**PROMPT:** Determine how many lines in the entries below hold "ylabel". Respond with that number only.
::: RAW DATA :::
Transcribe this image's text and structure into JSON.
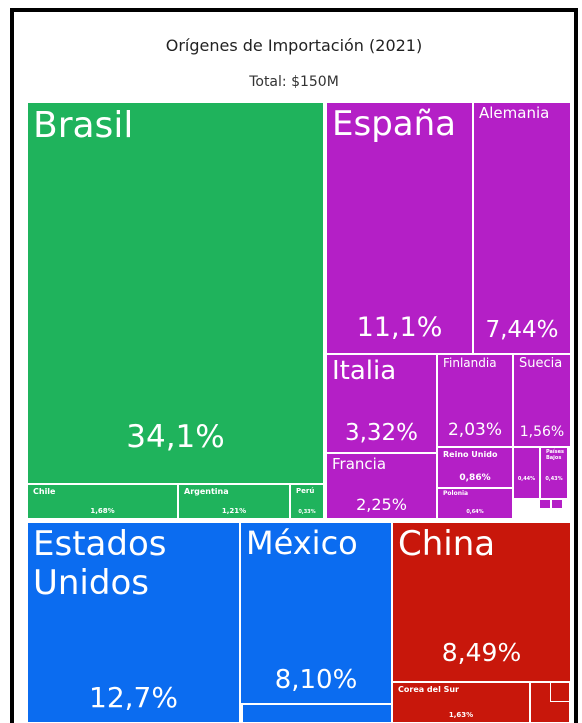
{
  "chart_data": {
    "type": "treemap",
    "title": "Orígenes de Importación (2021)",
    "subtitle": "Total: $150M",
    "items": [
      {
        "name": "Brasil",
        "value": 34.1,
        "value_label": "34,1%",
        "color": "#1fb35c"
      },
      {
        "name": "Chile",
        "value": 1.68,
        "value_label": "1,68%",
        "color": "#1fb35c"
      },
      {
        "name": "Argentina",
        "value": 1.21,
        "value_label": "1,21%",
        "color": "#1fb35c"
      },
      {
        "name": "Perú",
        "value": 0.33,
        "value_label": "0,33%",
        "color": "#1fb35c"
      },
      {
        "name": "España",
        "value": 11.1,
        "value_label": "11,1%",
        "color": "#b41fc6"
      },
      {
        "name": "Alemania",
        "value": 7.44,
        "value_label": "7,44%",
        "color": "#b41fc6"
      },
      {
        "name": "Italia",
        "value": 3.32,
        "value_label": "3,32%",
        "color": "#b41fc6"
      },
      {
        "name": "Francia",
        "value": 2.25,
        "value_label": "2,25%",
        "color": "#b41fc6"
      },
      {
        "name": "Finlandia",
        "value": 2.03,
        "value_label": "2,03%",
        "color": "#b41fc6"
      },
      {
        "name": "Suecia",
        "value": 1.56,
        "value_label": "1,56%",
        "color": "#b41fc6"
      },
      {
        "name": "Reino Unido",
        "value": 0.86,
        "value_label": "0,86%",
        "color": "#b41fc6"
      },
      {
        "name": "Polonia",
        "value": 0.64,
        "value_label": "0,64%",
        "color": "#b41fc6"
      },
      {
        "name": null,
        "value": 0.44,
        "value_label": "0,44%",
        "color": "#b41fc6"
      },
      {
        "name": "Países Bajos",
        "value": 0.43,
        "value_label": "0,43%",
        "color": "#b41fc6"
      },
      {
        "name": "Estados Unidos",
        "value": 12.7,
        "value_label": "12,7%",
        "color": "#0b6cf0"
      },
      {
        "name": "México",
        "value": 8.1,
        "value_label": "8,10%",
        "color": "#0b6cf0"
      },
      {
        "name": "China",
        "value": 8.49,
        "value_label": "8,49%",
        "color": "#c8170b"
      },
      {
        "name": "Corea del Sur",
        "value": 1.63,
        "value_label": "1,63%",
        "color": "#c8170b"
      }
    ]
  }
}
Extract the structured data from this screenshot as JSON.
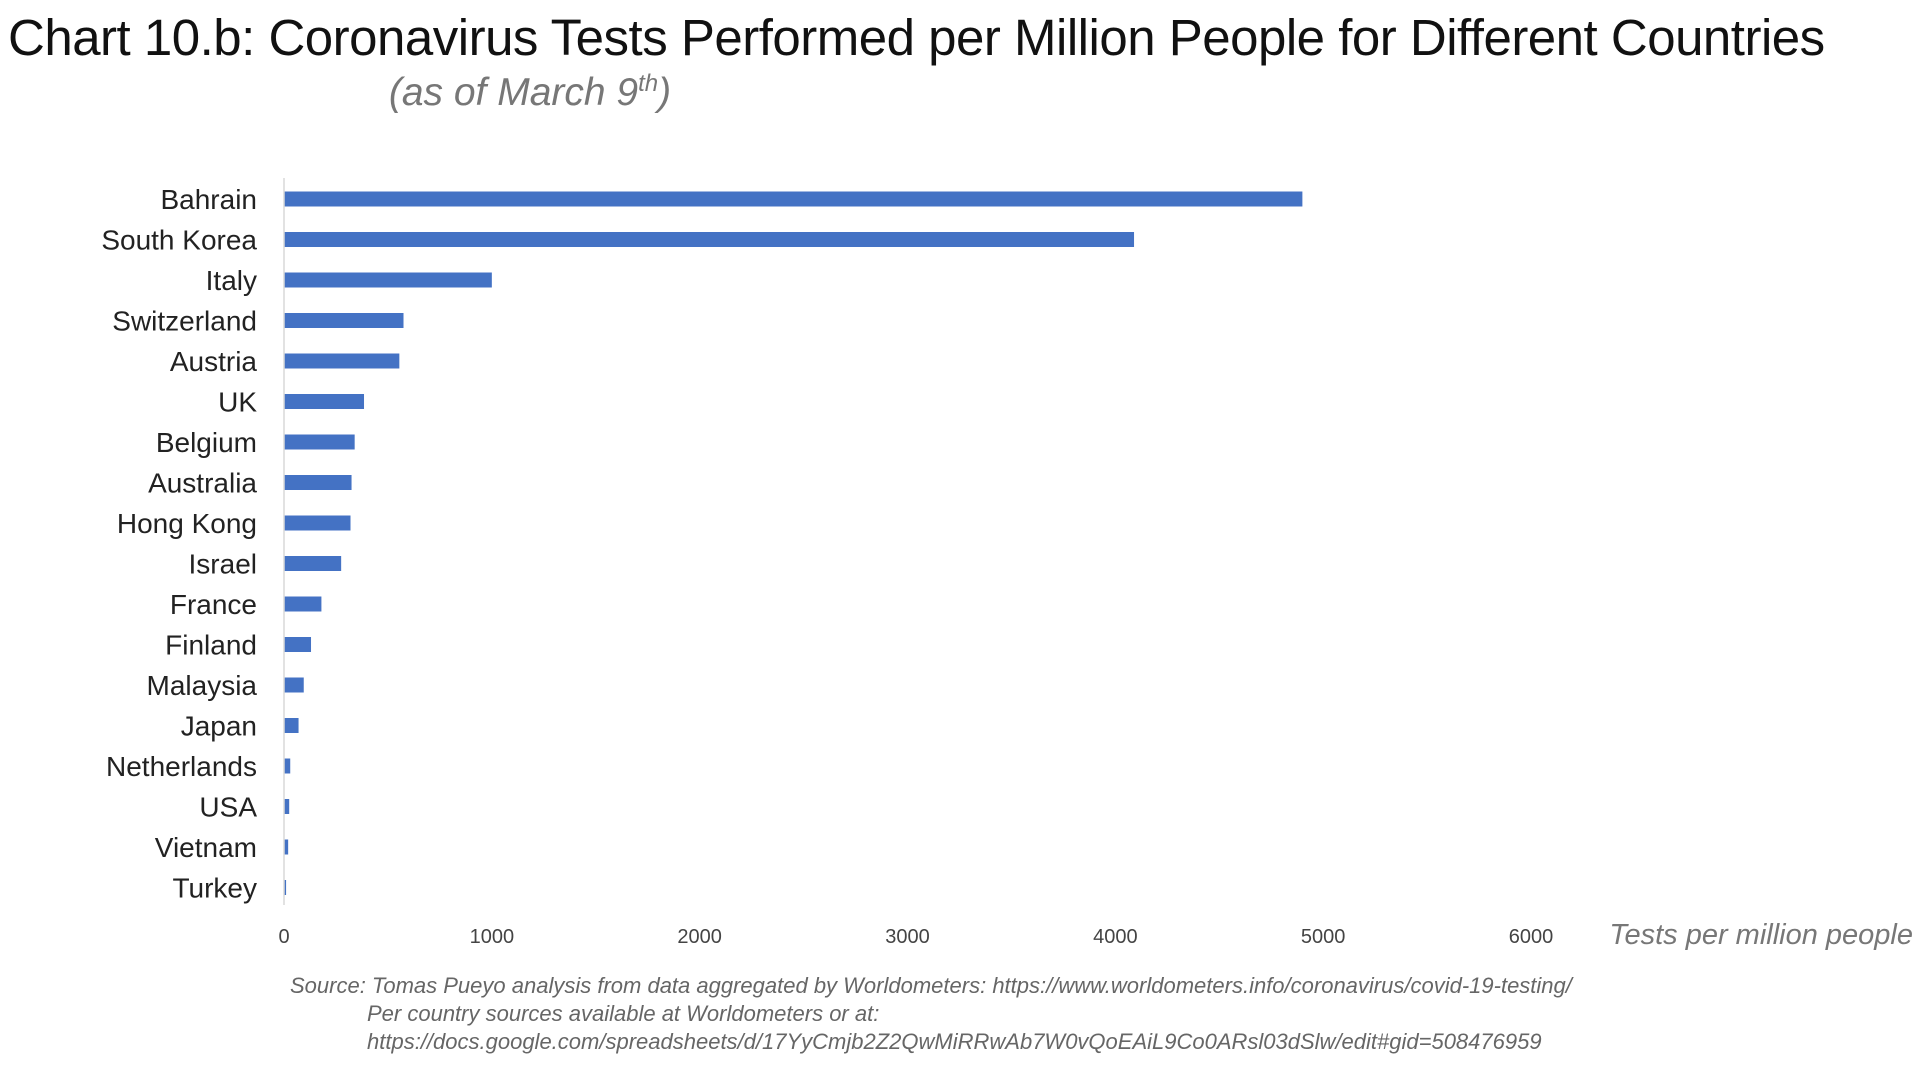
{
  "chart_data": {
    "type": "bar",
    "orientation": "horizontal",
    "title": "Chart 10.b: Coronavirus Tests Performed per Million People for Different Countries",
    "subtitle": {
      "prefix": "(as of March 9",
      "superscript": "th",
      "suffix": ")"
    },
    "xlabel": "Tests per million people",
    "ylabel": "",
    "xlim": [
      0,
      6000
    ],
    "xticks": [
      0,
      1000,
      2000,
      3000,
      4000,
      5000,
      6000
    ],
    "grid": false,
    "legend": "none",
    "bar_color": "#4472C4",
    "categories": [
      "Bahrain",
      "South Korea",
      "Italy",
      "Switzerland",
      "Austria",
      "UK",
      "Belgium",
      "Australia",
      "Hong Kong",
      "Israel",
      "France",
      "Finland",
      "Malaysia",
      "Japan",
      "Netherlands",
      "USA",
      "Vietnam",
      "Turkey"
    ],
    "values": [
      4900,
      4090,
      1000,
      575,
      555,
      385,
      340,
      325,
      320,
      275,
      180,
      130,
      95,
      70,
      30,
      25,
      20,
      10
    ]
  },
  "source": {
    "line1": "Source: Tomas Pueyo analysis from data aggregated by Worldometers: https://www.worldometers.info/coronavirus/covid-19-testing/",
    "line2": "Per country sources available at Worldometers or at:",
    "line3": "https://docs.google.com/spreadsheets/d/17YyCmjb2Z2QwMiRRwAb7W0vQoEAiL9Co0ARsl03dSlw/edit#gid=508476959"
  }
}
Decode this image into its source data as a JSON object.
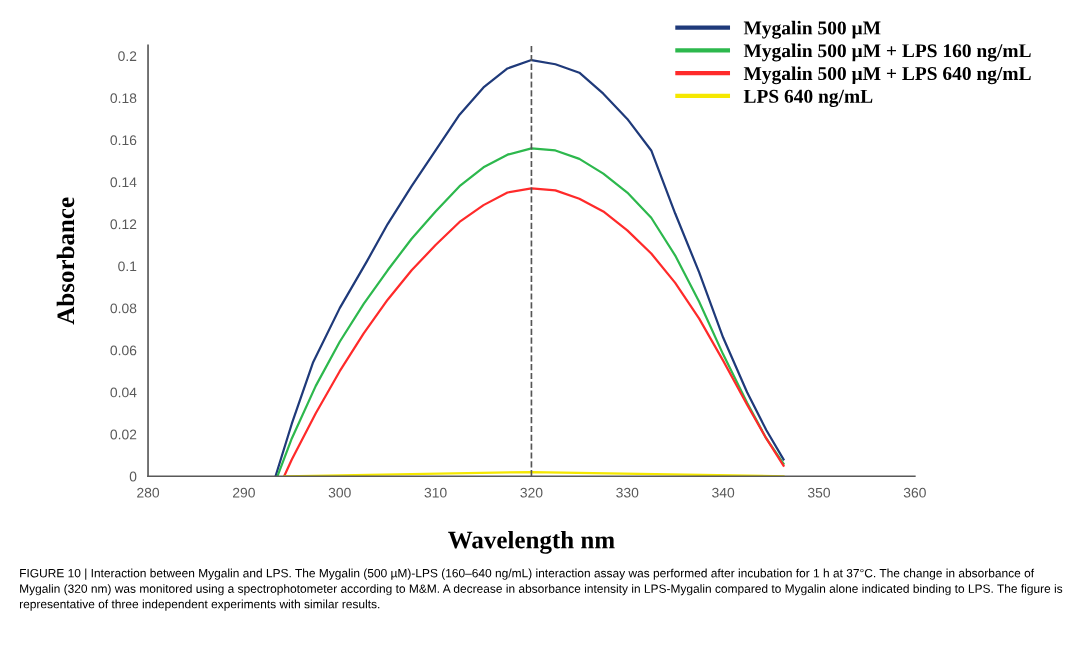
{
  "chart_data": {
    "type": "line",
    "xlabel": "Wavelength nm",
    "ylabel": "Absorbance",
    "xlim": [
      280,
      360
    ],
    "xticks": [
      280,
      290,
      300,
      310,
      320,
      330,
      340,
      350,
      360
    ],
    "ylim": [
      0,
      0.205
    ],
    "yticks": [
      0,
      0.02,
      0.04,
      0.06,
      0.08,
      0.1,
      0.12,
      0.14,
      0.16,
      0.18,
      0.2
    ],
    "grid": false,
    "legend": "top right",
    "marker": "none",
    "line_style": "solid",
    "series": [
      {
        "name": "Mygalin 500 µM",
        "color": "#1f3a7a",
        "x": [
          293.3,
          295,
          297.2,
          300,
          302.8,
          305,
          307.5,
          310,
          312.5,
          315,
          317.5,
          320,
          322.5,
          325,
          327.5,
          330,
          332.5,
          335,
          337.5,
          340,
          342.5,
          344.5,
          346.3
        ],
        "values": [
          0,
          0.025,
          0.054,
          0.08,
          0.102,
          0.12,
          0.138,
          0.155,
          0.172,
          0.185,
          0.194,
          0.198,
          0.196,
          0.192,
          0.182,
          0.17,
          0.155,
          0.125,
          0.097,
          0.066,
          0.04,
          0.022,
          0.008
        ]
      },
      {
        "name": "Mygalin 500 µM + LPS 160 ng/mL",
        "color": "#2db84d",
        "x": [
          293.5,
          295,
          297.5,
          300,
          302.5,
          305,
          307.5,
          310,
          312.5,
          315,
          317.5,
          320,
          322.5,
          325,
          327.5,
          330,
          332.5,
          335,
          337.5,
          340,
          342.5,
          344.5,
          346.3
        ],
        "values": [
          0,
          0.018,
          0.043,
          0.064,
          0.082,
          0.098,
          0.113,
          0.126,
          0.138,
          0.147,
          0.153,
          0.156,
          0.155,
          0.151,
          0.144,
          0.135,
          0.123,
          0.105,
          0.083,
          0.058,
          0.035,
          0.018,
          0.006
        ]
      },
      {
        "name": "Mygalin 500 µM + LPS 640 ng/mL",
        "color": "#ff2a2a",
        "x": [
          294.2,
          295,
          297.5,
          300,
          302.5,
          305,
          307.5,
          310,
          312.5,
          315,
          317.5,
          320,
          322.5,
          325,
          327.5,
          330,
          332.5,
          335,
          337.5,
          340,
          342.5,
          344.5,
          346.3
        ],
        "values": [
          0,
          0.008,
          0.03,
          0.05,
          0.068,
          0.084,
          0.098,
          0.11,
          0.121,
          0.129,
          0.135,
          0.137,
          0.136,
          0.132,
          0.126,
          0.117,
          0.106,
          0.092,
          0.075,
          0.055,
          0.034,
          0.018,
          0.005
        ]
      },
      {
        "name": "LPS 640 ng/mL",
        "color": "#f5e800",
        "x": [
          294.2,
          320,
          346.3
        ],
        "values": [
          0,
          0.002,
          0
        ]
      }
    ],
    "ref_lines": [
      {
        "axis": "x",
        "value": 320,
        "color": "#555555",
        "line_style": "dashed"
      }
    ],
    "annotations": [
      "FIGURE 10 | Interaction between Mygalin and LPS. The Mygalin (500 µM)-LPS (160–640 ng/mL) interaction assay was performed after incubation for 1 h at 37°C. The change in absorbance of Mygalin (320 nm) was monitored using a spectrophotometer according to M&M. A decrease in absorbance intensity in LPS-Mygalin compared to Mygalin alone indicated binding to LPS. The figure is representative of three independent experiments with similar results."
    ]
  }
}
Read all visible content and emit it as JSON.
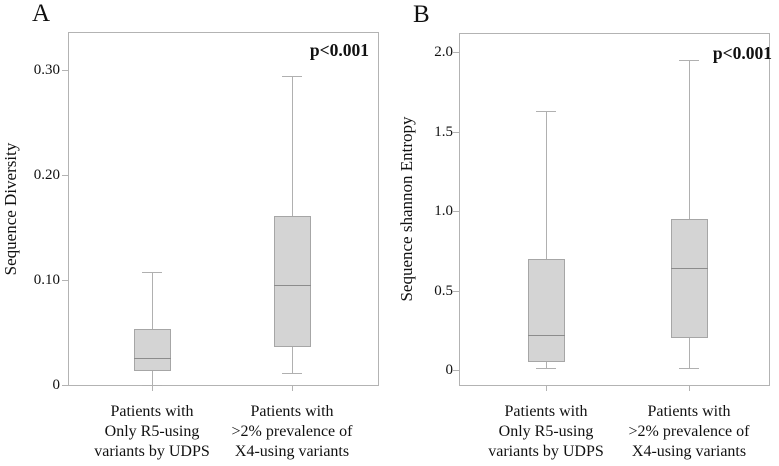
{
  "colors": {
    "box_fill": "#d4d4d4",
    "box_border": "#a6a6a6",
    "median": "#8c8c8c",
    "whisker": "#b0b0b0",
    "frame": "#b3b3b3",
    "text": "#111111"
  },
  "chart_data": [
    {
      "type": "box",
      "panel_label": "A",
      "ylabel": "Sequence Diversity",
      "p_annotation": "p<0.001",
      "ylim": [
        0,
        0.335
      ],
      "grid": false,
      "legend": null,
      "yticks": {
        "values": [
          0,
          0.1,
          0.2,
          0.3
        ],
        "labels": [
          "0",
          "0.10",
          "0.20",
          "0.30"
        ]
      },
      "categories": [
        [
          "Patients with",
          "Only R5-using",
          "variants by UDPS"
        ],
        [
          "Patients with",
          ">2% prevalence of",
          "X4-using variants"
        ]
      ],
      "series": [
        {
          "name": "Patients with Only R5-using variants by UDPS",
          "min": 0.0,
          "q1": 0.013,
          "median": 0.026,
          "q3": 0.053,
          "max": 0.108
        },
        {
          "name": "Patients with >2% prevalence of X4-using variants",
          "min": 0.011,
          "q1": 0.036,
          "median": 0.095,
          "q3": 0.161,
          "max": 0.294
        }
      ]
    },
    {
      "type": "box",
      "panel_label": "B",
      "ylabel": "Sequence shannon Entropy",
      "p_annotation": "p<0.001",
      "ylim": [
        -0.09,
        2.12
      ],
      "grid": false,
      "legend": null,
      "yticks": {
        "values": [
          0,
          0.5,
          1.0,
          1.5,
          2.0
        ],
        "labels": [
          "0",
          "0.5",
          "1.0",
          "1.5",
          "2.0"
        ]
      },
      "categories": [
        [
          "Patients with",
          "Only R5-using",
          "variants by UDPS"
        ],
        [
          "Patients with",
          ">2% prevalence of",
          "X4-using variants"
        ]
      ],
      "series": [
        {
          "name": "Patients with Only R5-using variants by UDPS",
          "min": 0.01,
          "q1": 0.05,
          "median": 0.22,
          "q3": 0.7,
          "max": 1.63
        },
        {
          "name": "Patients with >2% prevalence of X4-using variants",
          "min": 0.01,
          "q1": 0.2,
          "median": 0.64,
          "q3": 0.95,
          "max": 1.95
        }
      ]
    }
  ]
}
:::
**EXERCISE RESULT:** 4